→ **Exercise aim**: Format the stretch of the records below from the line containing "data-point (527, 267, 534, 274)" through the line containing "data-point (547, 219, 554, 226)", both included, as a JSON list of strings with one string per line. Omit any blank lines.

Records drawn from a collection:
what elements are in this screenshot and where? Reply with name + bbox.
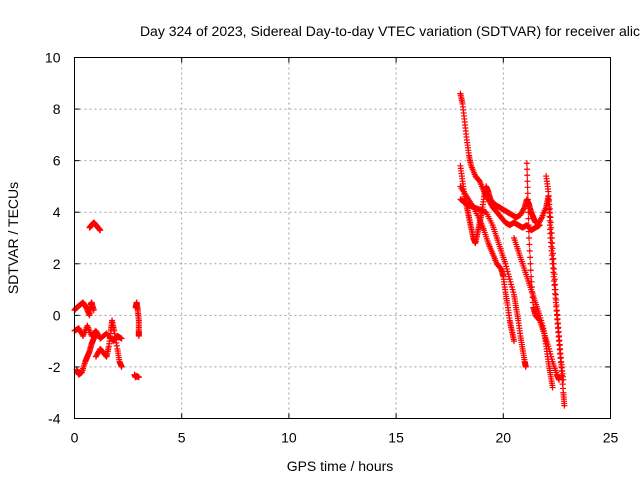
data-point (527, 267, 534, 274)
data-point (550, 260, 557, 267)
x-tick-label: 25 (603, 430, 619, 446)
data-point (551, 271, 558, 278)
data-point (548, 224, 555, 231)
x-tick-label: 5 (178, 430, 186, 446)
data-point (548, 229, 555, 236)
data-point (526, 235, 533, 241)
y-tick-label: 2 (53, 256, 61, 272)
data-points (71, 90, 568, 409)
data-point (549, 240, 556, 247)
data-point (551, 265, 558, 272)
data-point (524, 196, 531, 203)
data-point (525, 222, 532, 229)
data-point (547, 219, 554, 226)
data-point (560, 376, 567, 383)
data-point (552, 291, 559, 298)
data-point (553, 302, 560, 309)
x-tick-label: 20 (496, 430, 512, 446)
data-point (511, 338, 518, 345)
data-point (523, 160, 530, 167)
x-tick-label: 15 (388, 430, 404, 446)
data-point (135, 332, 142, 339)
data-point (525, 215, 532, 222)
x-axis-label: GPS time / hours (287, 458, 394, 474)
y-tick-label: 8 (53, 101, 61, 117)
x-tick-label: 0 (71, 430, 79, 446)
data-point (525, 209, 532, 216)
data-point (524, 172, 531, 179)
data-point (552, 281, 559, 288)
data-point (524, 178, 531, 185)
data-point (525, 228, 532, 235)
data-point (526, 241, 533, 248)
y-tick-label: 6 (53, 153, 61, 169)
data-point (549, 384, 556, 391)
data-point (553, 296, 560, 303)
data-point (550, 255, 557, 262)
y-tick-label: -2 (48, 359, 61, 375)
data-point (118, 335, 125, 342)
axis-ticks: 0 5 10 15 20 25 -4 -2 0 2 4 6 8 10 (45, 50, 619, 446)
data-point (551, 276, 558, 283)
data-point (90, 307, 97, 314)
data-point (524, 166, 531, 173)
data-point (552, 286, 559, 293)
data-point (561, 402, 568, 409)
data-point (549, 245, 556, 252)
plot-frame (74, 57, 611, 419)
data-point (538, 215, 545, 222)
y-tick-label: 10 (45, 50, 61, 66)
data-point (547, 214, 554, 221)
y-axis-label: SDTVAR / TECUs (5, 182, 21, 294)
data-point (527, 254, 534, 261)
data-point (548, 235, 555, 241)
data-point (135, 374, 142, 381)
y-tick-label: -4 (48, 411, 61, 427)
data-point (549, 250, 556, 257)
chart-title: Day 324 of 2023, Sidereal Day-to-day VTE… (140, 23, 640, 39)
data-point (92, 330, 99, 337)
data-point (527, 260, 534, 267)
data-point (522, 363, 529, 370)
y-tick-label: 0 (53, 307, 61, 323)
x-tick-label: 10 (281, 430, 297, 446)
data-point (118, 363, 125, 370)
data-point (524, 184, 531, 191)
data-point (526, 247, 533, 254)
data-point (524, 190, 531, 197)
data-point (525, 202, 532, 209)
data-point (97, 227, 104, 234)
y-tick-label: 4 (53, 204, 61, 220)
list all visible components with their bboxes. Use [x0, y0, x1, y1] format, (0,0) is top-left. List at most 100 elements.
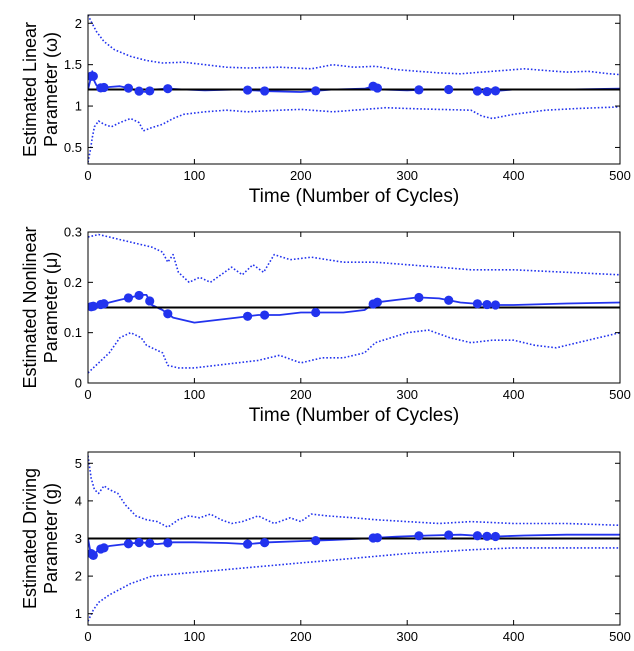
- event-marker: [311, 86, 321, 96]
- y-tick-label: 4: [75, 493, 82, 508]
- event-marker: [243, 311, 253, 321]
- plot-area: [88, 233, 620, 374]
- event-marker: [123, 83, 134, 93]
- x-tick-label: 300: [396, 168, 418, 183]
- event-marker: [99, 82, 109, 93]
- event-marker: [163, 309, 173, 319]
- x-tick-label: 200: [290, 168, 312, 183]
- x-axis-label: Time (Number of Cycles): [249, 405, 459, 426]
- series-line-1: [88, 233, 620, 284]
- plot-area: [88, 455, 620, 622]
- y-tick-label: 0.5: [64, 140, 82, 155]
- chart-panel-3: 010020030040050012345Time (Number of Cyc…: [20, 451, 631, 651]
- event-marker: [243, 539, 253, 549]
- event-marker: [99, 543, 109, 553]
- event-marker: [243, 85, 253, 95]
- y-tick-label: 2: [75, 569, 82, 584]
- event-marker: [472, 86, 483, 96]
- x-tick-label: 0: [84, 387, 91, 402]
- axes-frame: [87, 231, 621, 384]
- event-marker: [311, 307, 321, 318]
- event-marker: [145, 538, 155, 548]
- chart-panel-1: 0 100 200 300 400 500 0.5 1 1.5 2 Time (Number of …: [20, 14, 631, 207]
- x-tick-label: 400: [503, 168, 525, 183]
- x-tick-label: 300: [396, 387, 418, 402]
- series-line-3: [88, 329, 620, 374]
- event-marker: [490, 531, 501, 542]
- event-marker: [482, 299, 492, 310]
- event-marker: [444, 530, 454, 540]
- x-tick-label: 400: [503, 387, 525, 402]
- event-marker: [88, 301, 98, 311]
- x-tick-label: 500: [609, 387, 631, 402]
- event-marker: [414, 85, 424, 95]
- series-line-3: [88, 106, 620, 163]
- y-axis-label-line: Parameter (ω): [41, 32, 61, 147]
- y-tick-label: 0.2: [64, 275, 82, 290]
- y-axis-label: Estimated NonlinearParameter (μ): [20, 226, 61, 388]
- y-tick-label: 0.3: [64, 225, 82, 240]
- event-marker: [311, 536, 321, 546]
- event-marker: [482, 86, 492, 97]
- x-tick-label: 500: [609, 168, 631, 183]
- chart-panel-2: 0 100 200 300 400 500 0 0.1 0.2 0.3 Time (Number o…: [20, 225, 631, 427]
- event-marker: [444, 295, 454, 305]
- event-marker: [372, 297, 383, 307]
- x-tick-label: 0: [84, 629, 91, 644]
- x-tick-label: 100: [184, 629, 206, 644]
- event-marker: [260, 86, 270, 96]
- x-tick-label: 300: [396, 629, 418, 644]
- series-line-1: [88, 15, 620, 76]
- axes-frame: [87, 14, 621, 165]
- y-tick-label: 0: [75, 376, 82, 391]
- event-marker: [472, 531, 483, 541]
- x-tick-label: 500: [609, 629, 631, 644]
- y-tick-label: 1: [75, 606, 82, 621]
- event-marker: [414, 531, 424, 541]
- y-tick-label: 2: [75, 16, 82, 31]
- y-axis-label-line: Estimated Linear: [20, 22, 40, 157]
- x-tick-label: 200: [290, 629, 312, 644]
- event-marker: [260, 310, 270, 320]
- y-axis-label-line: Parameter (g): [41, 483, 61, 594]
- x-tick-label: 400: [503, 629, 525, 644]
- event-marker: [482, 531, 492, 541]
- event-marker: [123, 293, 134, 303]
- y-axis-label-line: Estimated Driving: [20, 468, 40, 609]
- series-line-1: [88, 455, 620, 528]
- x-tick-label: 100: [184, 387, 206, 402]
- y-axis-label: Estimated LinearParameter (ω): [20, 22, 61, 157]
- x-tick-label: 200: [290, 387, 312, 402]
- event-marker: [472, 299, 483, 309]
- y-axis-label-line: Parameter (μ): [41, 252, 61, 363]
- event-marker: [163, 84, 173, 94]
- y-tick-label: 5: [75, 456, 82, 471]
- event-marker: [372, 83, 383, 93]
- event-marker: [372, 533, 383, 543]
- plot-area: [88, 15, 620, 163]
- event-marker: [134, 290, 144, 301]
- y-tick-label: 0.1: [64, 325, 82, 340]
- event-marker: [414, 292, 424, 303]
- event-marker: [99, 299, 109, 309]
- y-tick-label: 3: [75, 531, 82, 546]
- event-marker: [88, 550, 98, 561]
- event-marker: [134, 86, 144, 96]
- y-tick-label: 1.5: [64, 57, 82, 72]
- y-axis-label: Estimated DrivingParameter (g): [20, 468, 61, 609]
- x-axis-label: Time (Number of Cycles): [249, 186, 459, 207]
- event-marker: [163, 538, 173, 548]
- series-line-3: [88, 547, 620, 622]
- event-marker: [145, 86, 155, 96]
- event-marker: [88, 71, 98, 81]
- series-line-2: [88, 294, 620, 324]
- event-marker: [260, 538, 270, 548]
- y-tick-label: 1: [75, 99, 82, 114]
- x-tick-label: 0: [84, 168, 91, 183]
- event-marker: [490, 300, 501, 310]
- event-marker: [134, 537, 144, 548]
- event-marker: [145, 296, 155, 306]
- y-axis-label-line: Estimated Nonlinear: [20, 226, 40, 388]
- event-marker: [490, 86, 501, 96]
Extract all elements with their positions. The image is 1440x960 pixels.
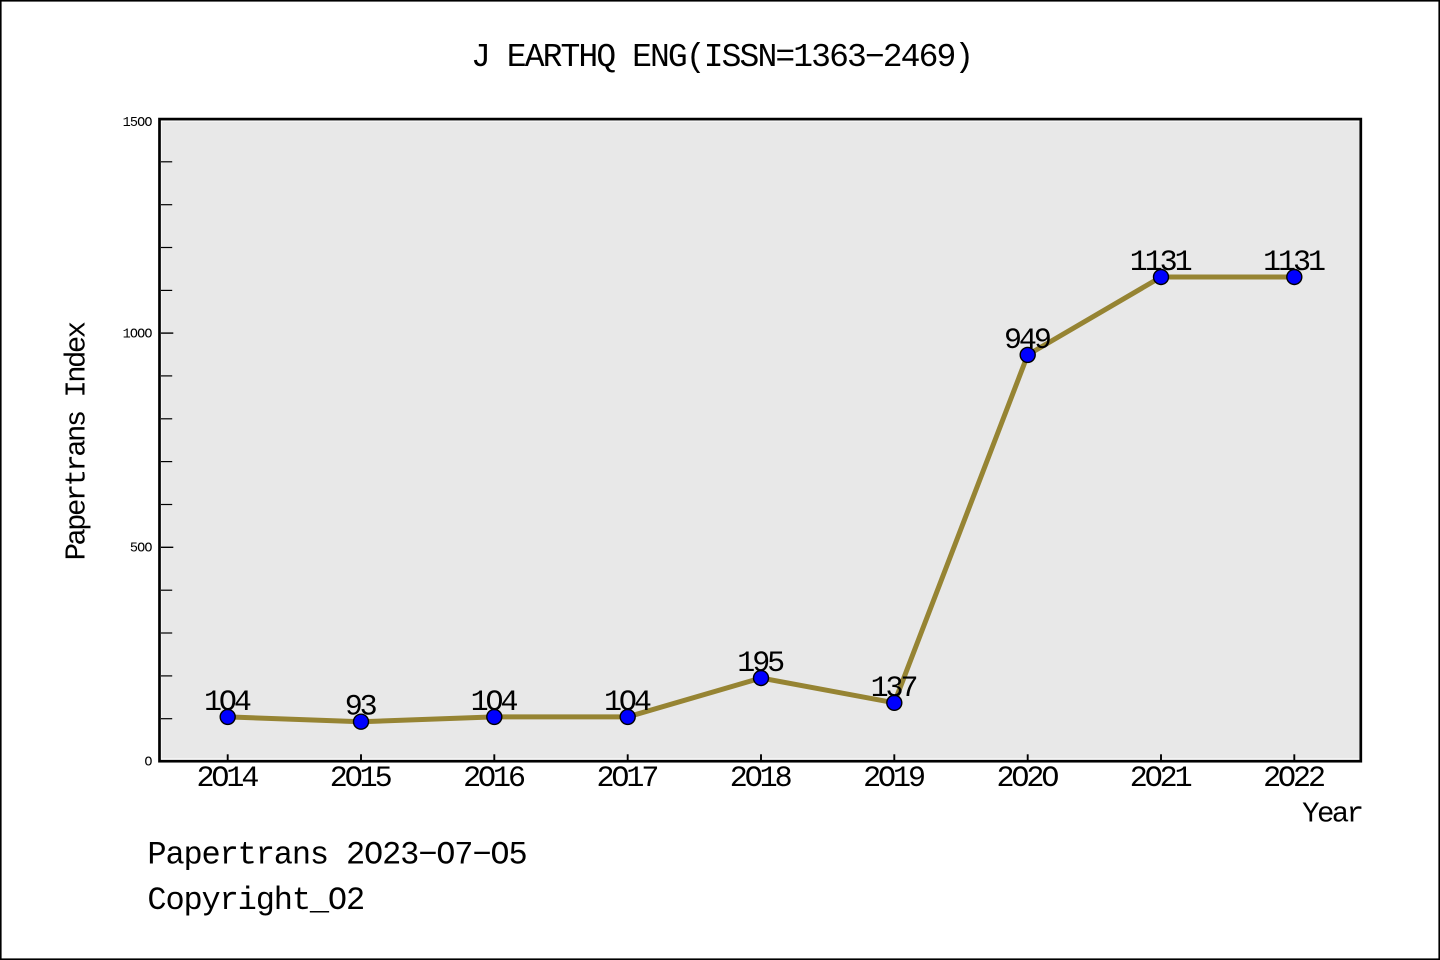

→ **Response to the task**:
[
  "data-point (527, 267, 534, 274)",
  "data-point (550, 260, 557, 267)",
  "x-tick-label: 25 (603, 430, 619, 446)",
  "data-point (551, 271, 558, 278)",
  "data-point (548, 224, 555, 231)",
  "x-tick-label: 5 (178, 430, 186, 446)",
  "data-point (548, 229, 555, 236)",
  "data-point (526, 235, 533, 241)",
  "y-tick-label: 2 (53, 256, 61, 272)",
  "data-points (71, 90, 568, 409)",
  "data-point (549, 240, 556, 247)",
  "data-point (551, 265, 558, 272)",
  "data-point (524, 196, 531, 203)",
  "data-point (525, 222, 532, 229)",
  "data-point (547, 219, 554, 226)"
]